**LISTED ENTRIES**
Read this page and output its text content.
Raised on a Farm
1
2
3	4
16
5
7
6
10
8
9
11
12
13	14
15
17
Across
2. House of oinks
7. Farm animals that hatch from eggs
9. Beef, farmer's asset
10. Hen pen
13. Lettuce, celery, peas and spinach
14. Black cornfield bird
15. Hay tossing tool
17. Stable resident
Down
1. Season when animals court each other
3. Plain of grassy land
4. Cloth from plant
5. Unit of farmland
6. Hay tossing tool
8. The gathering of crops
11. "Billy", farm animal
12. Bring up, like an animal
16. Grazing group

**STATED EXERCISE**
Retype the whole listing above exactly.

**FULL ANSWER**
Read this page and output its text content.
Raised on a Farm
1
2
3	4
16
5
7
6
10
8
9
11
12
13	14
15
17
Across
2. House of oinks
7. Farm animals that hatch from eggs
9. Beef, farmer's asset
10. Hen pen
13. Lettuce, celery, peas and spinach
14. Black cornfield bird
15. Hay tossing tool
17. Stable resident
Down
1. Season when animals court each other
3. Plain of grassy land
4. Cloth from plant
5. Unit of farmland
6. Hay tossing tool
8. The gathering of crops
11. "Billy", farm animal
12. Bring up, like an animal
16. Grazing group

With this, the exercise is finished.